WHAT TO DO: Output every line below exactly.

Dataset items

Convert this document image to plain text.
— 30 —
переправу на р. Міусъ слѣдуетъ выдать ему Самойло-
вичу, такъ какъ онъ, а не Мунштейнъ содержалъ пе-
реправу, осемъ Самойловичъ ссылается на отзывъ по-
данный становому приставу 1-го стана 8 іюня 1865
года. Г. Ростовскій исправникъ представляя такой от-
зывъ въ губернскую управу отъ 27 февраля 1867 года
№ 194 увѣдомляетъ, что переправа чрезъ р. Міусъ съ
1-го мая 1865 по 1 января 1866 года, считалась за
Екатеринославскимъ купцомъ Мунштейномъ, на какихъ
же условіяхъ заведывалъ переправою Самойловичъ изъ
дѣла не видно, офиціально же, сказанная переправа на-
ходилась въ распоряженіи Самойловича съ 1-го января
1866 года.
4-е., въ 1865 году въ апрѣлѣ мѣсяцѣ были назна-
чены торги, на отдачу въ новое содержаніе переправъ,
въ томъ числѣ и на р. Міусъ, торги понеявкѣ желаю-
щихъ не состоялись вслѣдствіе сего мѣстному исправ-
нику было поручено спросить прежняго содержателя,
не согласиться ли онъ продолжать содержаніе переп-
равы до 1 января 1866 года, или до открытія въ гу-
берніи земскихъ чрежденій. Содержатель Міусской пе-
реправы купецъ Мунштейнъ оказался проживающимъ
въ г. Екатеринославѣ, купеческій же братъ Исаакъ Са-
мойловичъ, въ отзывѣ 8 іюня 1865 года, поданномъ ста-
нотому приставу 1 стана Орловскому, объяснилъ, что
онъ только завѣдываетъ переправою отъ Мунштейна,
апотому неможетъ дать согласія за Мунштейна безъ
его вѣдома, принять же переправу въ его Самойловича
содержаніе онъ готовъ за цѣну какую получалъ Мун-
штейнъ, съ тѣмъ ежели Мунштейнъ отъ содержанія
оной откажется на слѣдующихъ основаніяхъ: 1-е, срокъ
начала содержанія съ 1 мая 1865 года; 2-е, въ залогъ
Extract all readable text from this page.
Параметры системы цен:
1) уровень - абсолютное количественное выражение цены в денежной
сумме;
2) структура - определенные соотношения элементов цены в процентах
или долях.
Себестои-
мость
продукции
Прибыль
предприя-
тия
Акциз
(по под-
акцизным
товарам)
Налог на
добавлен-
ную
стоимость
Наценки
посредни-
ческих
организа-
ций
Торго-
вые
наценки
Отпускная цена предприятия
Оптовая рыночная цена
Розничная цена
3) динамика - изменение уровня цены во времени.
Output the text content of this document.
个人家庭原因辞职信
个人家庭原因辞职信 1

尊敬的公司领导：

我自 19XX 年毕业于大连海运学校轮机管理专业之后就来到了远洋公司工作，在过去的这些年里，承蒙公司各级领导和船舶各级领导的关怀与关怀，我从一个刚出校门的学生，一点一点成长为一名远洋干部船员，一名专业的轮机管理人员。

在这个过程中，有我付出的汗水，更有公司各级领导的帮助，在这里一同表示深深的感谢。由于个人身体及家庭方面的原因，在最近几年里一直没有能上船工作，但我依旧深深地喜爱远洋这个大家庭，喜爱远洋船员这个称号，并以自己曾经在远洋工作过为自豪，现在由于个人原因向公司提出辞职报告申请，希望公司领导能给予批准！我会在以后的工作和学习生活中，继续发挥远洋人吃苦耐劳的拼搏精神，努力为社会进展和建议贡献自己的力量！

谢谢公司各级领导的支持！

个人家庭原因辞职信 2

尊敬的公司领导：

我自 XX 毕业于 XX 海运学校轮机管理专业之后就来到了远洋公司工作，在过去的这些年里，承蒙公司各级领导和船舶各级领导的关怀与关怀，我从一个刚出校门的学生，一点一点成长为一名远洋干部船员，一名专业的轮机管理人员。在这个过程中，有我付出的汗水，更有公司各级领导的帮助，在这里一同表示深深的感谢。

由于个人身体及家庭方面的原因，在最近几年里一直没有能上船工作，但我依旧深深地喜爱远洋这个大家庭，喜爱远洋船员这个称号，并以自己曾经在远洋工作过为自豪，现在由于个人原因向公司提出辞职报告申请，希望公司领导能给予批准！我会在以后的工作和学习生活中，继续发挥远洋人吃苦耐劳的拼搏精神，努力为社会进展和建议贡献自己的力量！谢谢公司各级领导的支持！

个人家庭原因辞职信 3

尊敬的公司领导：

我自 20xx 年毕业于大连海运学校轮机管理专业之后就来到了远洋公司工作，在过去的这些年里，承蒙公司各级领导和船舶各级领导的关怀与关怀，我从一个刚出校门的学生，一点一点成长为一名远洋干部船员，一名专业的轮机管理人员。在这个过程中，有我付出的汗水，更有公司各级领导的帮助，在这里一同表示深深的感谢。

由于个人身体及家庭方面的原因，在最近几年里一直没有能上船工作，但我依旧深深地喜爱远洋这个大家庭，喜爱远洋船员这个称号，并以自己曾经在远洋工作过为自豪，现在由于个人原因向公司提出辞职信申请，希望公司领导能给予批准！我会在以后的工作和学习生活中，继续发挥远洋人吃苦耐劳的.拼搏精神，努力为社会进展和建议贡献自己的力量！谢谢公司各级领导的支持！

RESPONSE:
Convert this document image to plain text.
— 30 —
переправу на р. Міусъ слѣдуетъ выдать ему Самойло-
вичу, такъ какъ онъ, а не Мунштейнъ содержалъ пе-
реправу, осемъ Самойловичъ ссылается на отзывъ по-
данный становому приставу 1-го стана 8 іюня 1865
года. Г. Ростовскій исправникъ представляя такой от-
зывъ въ губернскую управу отъ 27 февраля 1867 года
№ 194 увѣдомляетъ, что переправа чрезъ р. Міусъ съ
1-го мая 1865 по 1 января 1866 года, считалась за
Екатеринославскимъ купцомъ Мунштейномъ, на какихъ
же условіяхъ заведывалъ переправою Самойловичъ изъ
дѣла не видно, офиціально же, сказанная переправа на-
ходилась въ распоряженіи Самойловича съ 1-го января
1866 года.
4-е., въ 1865 году въ апрѣлѣ мѣсяцѣ были назна-
чены торги, на отдачу въ новое содержаніе переправъ,
въ томъ числѣ и на р. Міусъ, торги понеявкѣ желаю-
щихъ не состоялись вслѣдствіе сего мѣстному исправ-
нику было поручено спросить прежняго содержателя,
не согласиться ли онъ продолжать содержаніе переп-
равы до 1 января 1866 года, или до открытія въ гу-
берніи земскихъ чрежденій. Содержатель Міусской пе-
реправы купецъ Мунштейнъ оказался проживающимъ
въ г. Екатеринославѣ, купеческій же братъ Исаакъ Са-
мойловичъ, въ отзывѣ 8 іюня 1865 года, поданномъ ста-
нотому приставу 1 стана Орловскому, объяснилъ, что
онъ только завѣдываетъ переправою отъ Мунштейна,
апотому неможетъ дать согласія за Мунштейна безъ
его вѣдома, принять же переправу въ его Самойловича
содержаніе онъ готовъ за цѣну какую получалъ Мун-
штейнъ, съ тѣмъ ежели Мунштейнъ отъ содержанія
оной откажется на слѣдующихъ основаніяхъ: 1-е, срокъ
начала содержанія съ 1 мая 1865 года; 2-е, въ залогъ
Extract all readable text from this page.
Параметры системы цен:
1) уровень - абсолютное количественное выражение цены в денежной
сумме;
2) структура - определенные соотношения элементов цены в процентах
или долях.
Себестои-
мость
продукции
Прибыль
предприя-
тия
Акциз
(по под-
акцизным
товарам)
Налог на
добавлен-
ную
стоимость
Наценки
посредни-
ческих
организа-
ций
Торго-
вые
наценки
Отпускная цена предприятия
Оптовая рыночная цена
Розничная цена
3) динамика - изменение уровня цены во времени.
Output the text content of this document.
个人家庭原因辞职信
个人家庭原因辞职信 1

尊敬的公司领导：

我自 19XX 年毕业于大连海运学校轮机管理专业之后就来到了远洋公司工作，在过去的这些年里，承蒙公司各级领导和船舶各级领导的关怀与关怀，我从一个刚出校门的学生，一点一点成长为一名远洋干部船员，一名专业的轮机管理人员。

在这个过程中，有我付出的汗水，更有公司各级领导的帮助，在这里一同表示深深的感谢。由于个人身体及家庭方面的原因，在最近几年里一直没有能上船工作，但我依旧深深地喜爱远洋这个大家庭，喜爱远洋船员这个称号，并以自己曾经在远洋工作过为自豪，现在由于个人原因向公司提出辞职报告申请，希望公司领导能给予批准！我会在以后的工作和学习生活中，继续发挥远洋人吃苦耐劳的拼搏精神，努力为社会进展和建议贡献自己的力量！

谢谢公司各级领导的支持！

个人家庭原因辞职信 2

尊敬的公司领导：

我自 XX 毕业于 XX 海运学校轮机管理专业之后就来到了远洋公司工作，在过去的这些年里，承蒙公司各级领导和船舶各级领导的关怀与关怀，我从一个刚出校门的学生，一点一点成长为一名远洋干部船员，一名专业的轮机管理人员。在这个过程中，有我付出的汗水，更有公司各级领导的帮助，在这里一同表示深深的感谢。

由于个人身体及家庭方面的原因，在最近几年里一直没有能上船工作，但我依旧深深地喜爱远洋这个大家庭，喜爱远洋船员这个称号，并以自己曾经在远洋工作过为自豪，现在由于个人原因向公司提出辞职报告申请，希望公司领导能给予批准！我会在以后的工作和学习生活中，继续发挥远洋人吃苦耐劳的拼搏精神，努力为社会进展和建议贡献自己的力量！谢谢公司各级领导的支持！

个人家庭原因辞职信 3

尊敬的公司领导：

我自 20xx 年毕业于大连海运学校轮机管理专业之后就来到了远洋公司工作，在过去的这些年里，承蒙公司各级领导和船舶各级领导的关怀与关怀，我从一个刚出校门的学生，一点一点成长为一名远洋干部船员，一名专业的轮机管理人员。在这个过程中，有我付出的汗水，更有公司各级领导的帮助，在这里一同表示深深的感谢。

由于个人身体及家庭方面的原因，在最近几年里一直没有能上船工作，但我依旧深深地喜爱远洋这个大家庭，喜爱远洋船员这个称号，并以自己曾经在远洋工作过为自豪，现在由于个人原因向公司提出辞职信申请，希望公司领导能给予批准！我会在以后的工作和学习生活中，继续发挥远洋人吃苦耐劳的.拼搏精神，努力为社会进展和建议贡献自己的力量！谢谢公司各级领导的支持！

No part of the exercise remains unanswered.